-- BEGIN --
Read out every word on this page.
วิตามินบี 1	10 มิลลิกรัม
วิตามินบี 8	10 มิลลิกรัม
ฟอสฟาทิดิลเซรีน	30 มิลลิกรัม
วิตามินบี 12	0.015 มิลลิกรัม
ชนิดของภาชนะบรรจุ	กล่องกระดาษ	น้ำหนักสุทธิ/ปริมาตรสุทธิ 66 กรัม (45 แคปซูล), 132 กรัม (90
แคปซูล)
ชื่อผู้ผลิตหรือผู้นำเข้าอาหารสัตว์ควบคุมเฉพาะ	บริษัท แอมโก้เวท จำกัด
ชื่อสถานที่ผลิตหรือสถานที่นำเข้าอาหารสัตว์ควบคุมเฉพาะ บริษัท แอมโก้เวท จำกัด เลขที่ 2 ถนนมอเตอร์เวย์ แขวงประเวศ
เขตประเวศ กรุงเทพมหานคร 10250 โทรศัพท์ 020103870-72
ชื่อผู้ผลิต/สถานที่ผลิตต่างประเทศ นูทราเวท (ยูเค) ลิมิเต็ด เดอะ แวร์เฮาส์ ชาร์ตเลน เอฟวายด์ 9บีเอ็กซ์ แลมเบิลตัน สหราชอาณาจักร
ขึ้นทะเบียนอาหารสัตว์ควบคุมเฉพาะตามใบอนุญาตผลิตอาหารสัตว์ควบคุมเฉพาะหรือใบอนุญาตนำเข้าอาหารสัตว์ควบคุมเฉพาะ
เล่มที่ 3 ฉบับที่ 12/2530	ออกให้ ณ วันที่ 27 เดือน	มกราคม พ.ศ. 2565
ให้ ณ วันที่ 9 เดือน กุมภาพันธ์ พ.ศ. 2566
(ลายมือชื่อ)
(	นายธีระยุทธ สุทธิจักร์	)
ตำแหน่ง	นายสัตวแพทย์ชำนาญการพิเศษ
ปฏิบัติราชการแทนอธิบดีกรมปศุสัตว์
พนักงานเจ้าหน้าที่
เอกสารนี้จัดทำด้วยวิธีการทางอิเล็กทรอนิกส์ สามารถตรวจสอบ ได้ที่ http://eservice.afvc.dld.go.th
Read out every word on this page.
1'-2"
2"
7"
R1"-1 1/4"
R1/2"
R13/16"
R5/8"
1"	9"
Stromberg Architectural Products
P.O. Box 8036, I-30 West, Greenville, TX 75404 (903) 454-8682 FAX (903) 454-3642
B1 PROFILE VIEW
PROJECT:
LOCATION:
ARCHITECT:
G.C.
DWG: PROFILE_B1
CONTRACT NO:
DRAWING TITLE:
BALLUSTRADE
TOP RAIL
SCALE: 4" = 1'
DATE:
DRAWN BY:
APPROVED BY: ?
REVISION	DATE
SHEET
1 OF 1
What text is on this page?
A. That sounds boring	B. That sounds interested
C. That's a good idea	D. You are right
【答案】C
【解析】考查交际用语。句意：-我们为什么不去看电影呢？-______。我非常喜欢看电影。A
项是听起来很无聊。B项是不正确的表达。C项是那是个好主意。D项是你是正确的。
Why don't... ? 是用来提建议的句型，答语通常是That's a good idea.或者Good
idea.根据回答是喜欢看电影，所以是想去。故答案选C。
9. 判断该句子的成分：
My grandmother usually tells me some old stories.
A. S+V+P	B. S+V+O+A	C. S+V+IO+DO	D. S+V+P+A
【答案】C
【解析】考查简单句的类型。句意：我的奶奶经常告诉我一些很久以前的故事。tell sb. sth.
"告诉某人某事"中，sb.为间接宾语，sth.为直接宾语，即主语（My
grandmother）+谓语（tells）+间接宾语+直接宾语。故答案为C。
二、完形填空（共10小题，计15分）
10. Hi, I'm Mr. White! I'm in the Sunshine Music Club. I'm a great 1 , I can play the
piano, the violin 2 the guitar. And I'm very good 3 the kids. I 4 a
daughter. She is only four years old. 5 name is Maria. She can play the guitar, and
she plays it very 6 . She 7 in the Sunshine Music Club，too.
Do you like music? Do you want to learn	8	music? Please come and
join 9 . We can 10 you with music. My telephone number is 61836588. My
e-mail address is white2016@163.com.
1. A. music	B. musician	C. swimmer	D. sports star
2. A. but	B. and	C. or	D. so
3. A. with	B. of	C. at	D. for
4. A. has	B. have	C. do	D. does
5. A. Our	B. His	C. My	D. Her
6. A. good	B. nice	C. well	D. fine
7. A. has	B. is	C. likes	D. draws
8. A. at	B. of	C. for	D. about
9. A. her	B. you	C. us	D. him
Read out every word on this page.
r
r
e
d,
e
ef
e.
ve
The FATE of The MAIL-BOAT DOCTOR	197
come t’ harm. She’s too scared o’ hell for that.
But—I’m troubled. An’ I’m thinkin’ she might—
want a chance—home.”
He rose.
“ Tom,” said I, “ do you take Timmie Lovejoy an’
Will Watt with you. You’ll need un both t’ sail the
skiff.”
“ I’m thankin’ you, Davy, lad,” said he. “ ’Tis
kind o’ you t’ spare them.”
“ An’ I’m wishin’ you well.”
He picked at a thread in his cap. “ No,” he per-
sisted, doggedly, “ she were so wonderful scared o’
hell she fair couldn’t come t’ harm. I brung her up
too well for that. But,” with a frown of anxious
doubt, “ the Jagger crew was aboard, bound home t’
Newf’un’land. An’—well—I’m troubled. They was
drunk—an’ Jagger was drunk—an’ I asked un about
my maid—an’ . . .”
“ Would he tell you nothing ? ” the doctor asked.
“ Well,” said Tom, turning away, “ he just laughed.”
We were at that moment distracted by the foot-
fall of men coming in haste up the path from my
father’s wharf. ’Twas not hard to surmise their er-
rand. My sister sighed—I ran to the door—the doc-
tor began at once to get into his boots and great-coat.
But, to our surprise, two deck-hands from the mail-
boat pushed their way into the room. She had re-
-- END --
Brief: Print the material once more, exactly.

Worked solution:
Read out every word on this page.
วิตามินบี 1	10 มิลลิกรัม
วิตามินบี 8	10 มิลลิกรัม
ฟอสฟาทิดิลเซรีน	30 มิลลิกรัม
วิตามินบี 12	0.015 มิลลิกรัม
ชนิดของภาชนะบรรจุ	กล่องกระดาษ	น้ำหนักสุทธิ/ปริมาตรสุทธิ 66 กรัม (45 แคปซูล), 132 กรัม (90
แคปซูล)
ชื่อผู้ผลิตหรือผู้นำเข้าอาหารสัตว์ควบคุมเฉพาะ	บริษัท แอมโก้เวท จำกัด
ชื่อสถานที่ผลิตหรือสถานที่นำเข้าอาหารสัตว์ควบคุมเฉพาะ บริษัท แอมโก้เวท จำกัด เลขที่ 2 ถนนมอเตอร์เวย์ แขวงประเวศ
เขตประเวศ กรุงเทพมหานคร 10250 โทรศัพท์ 020103870-72
ชื่อผู้ผลิต/สถานที่ผลิตต่างประเทศ นูทราเวท (ยูเค) ลิมิเต็ด เดอะ แวร์เฮาส์ ชาร์ตเลน เอฟวายด์ 9บีเอ็กซ์ แลมเบิลตัน สหราชอาณาจักร
ขึ้นทะเบียนอาหารสัตว์ควบคุมเฉพาะตามใบอนุญาตผลิตอาหารสัตว์ควบคุมเฉพาะหรือใบอนุญาตนำเข้าอาหารสัตว์ควบคุมเฉพาะ
เล่มที่ 3 ฉบับที่ 12/2530	ออกให้ ณ วันที่ 27 เดือน	มกราคม พ.ศ. 2565
ให้ ณ วันที่ 9 เดือน กุมภาพันธ์ พ.ศ. 2566
(ลายมือชื่อ)
(	นายธีระยุทธ สุทธิจักร์	)
ตำแหน่ง	นายสัตวแพทย์ชำนาญการพิเศษ
ปฏิบัติราชการแทนอธิบดีกรมปศุสัตว์
พนักงานเจ้าหน้าที่
เอกสารนี้จัดทำด้วยวิธีการทางอิเล็กทรอนิกส์ สามารถตรวจสอบ ได้ที่ http://eservice.afvc.dld.go.th
Read out every word on this page.
1'-2"
2"
7"
R1"-1 1/4"
R1/2"
R13/16"
R5/8"
1"	9"
Stromberg Architectural Products
P.O. Box 8036, I-30 West, Greenville, TX 75404 (903) 454-8682 FAX (903) 454-3642
B1 PROFILE VIEW
PROJECT:
LOCATION:
ARCHITECT:
G.C.
DWG: PROFILE_B1
CONTRACT NO:
DRAWING TITLE:
BALLUSTRADE
TOP RAIL
SCALE: 4" = 1'
DATE:
DRAWN BY:
APPROVED BY: ?
REVISION	DATE
SHEET
1 OF 1
What text is on this page?
A. That sounds boring	B. That sounds interested
C. That's a good idea	D. You are right
【答案】C
【解析】考查交际用语。句意：-我们为什么不去看电影呢？-______。我非常喜欢看电影。A
项是听起来很无聊。B项是不正确的表达。C项是那是个好主意。D项是你是正确的。
Why don't... ? 是用来提建议的句型，答语通常是That's a good idea.或者Good
idea.根据回答是喜欢看电影，所以是想去。故答案选C。
9. 判断该句子的成分：
My grandmother usually tells me some old stories.
A. S+V+P	B. S+V+O+A	C. S+V+IO+DO	D. S+V+P+A
【答案】C
【解析】考查简单句的类型。句意：我的奶奶经常告诉我一些很久以前的故事。tell sb. sth.
"告诉某人某事"中，sb.为间接宾语，sth.为直接宾语，即主语（My
grandmother）+谓语（tells）+间接宾语+直接宾语。故答案为C。
二、完形填空（共10小题，计15分）
10. Hi, I'm Mr. White! I'm in the Sunshine Music Club. I'm a great 1 , I can play the
piano, the violin 2 the guitar. And I'm very good 3 the kids. I 4 a
daughter. She is only four years old. 5 name is Maria. She can play the guitar, and
she plays it very 6 . She 7 in the Sunshine Music Club，too.
Do you like music? Do you want to learn	8	music? Please come and
join 9 . We can 10 you with music. My telephone number is 61836588. My
e-mail address is white2016@163.com.
1. A. music	B. musician	C. swimmer	D. sports star
2. A. but	B. and	C. or	D. so
3. A. with	B. of	C. at	D. for
4. A. has	B. have	C. do	D. does
5. A. Our	B. His	C. My	D. Her
6. A. good	B. nice	C. well	D. fine
7. A. has	B. is	C. likes	D. draws
8. A. at	B. of	C. for	D. about
9. A. her	B. you	C. us	D. him
Read out every word on this page.
r
r
e
d,
e
ef
e.
ve
The FATE of The MAIL-BOAT DOCTOR	197
come t’ harm. She’s too scared o’ hell for that.
But—I’m troubled. An’ I’m thinkin’ she might—
want a chance—home.”
He rose.
“ Tom,” said I, “ do you take Timmie Lovejoy an’
Will Watt with you. You’ll need un both t’ sail the
skiff.”
“ I’m thankin’ you, Davy, lad,” said he. “ ’Tis
kind o’ you t’ spare them.”
“ An’ I’m wishin’ you well.”
He picked at a thread in his cap. “ No,” he per-
sisted, doggedly, “ she were so wonderful scared o’
hell she fair couldn’t come t’ harm. I brung her up
too well for that. But,” with a frown of anxious
doubt, “ the Jagger crew was aboard, bound home t’
Newf’un’land. An’—well—I’m troubled. They was
drunk—an’ Jagger was drunk—an’ I asked un about
my maid—an’ . . .”
“ Would he tell you nothing ? ” the doctor asked.
“ Well,” said Tom, turning away, “ he just laughed.”
We were at that moment distracted by the foot-
fall of men coming in haste up the path from my
father’s wharf. ’Twas not hard to surmise their er-
rand. My sister sighed—I ran to the door—the doc-
tor began at once to get into his boots and great-coat.
But, to our surprise, two deck-hands from the mail-
boat pushed their way into the room. She had re-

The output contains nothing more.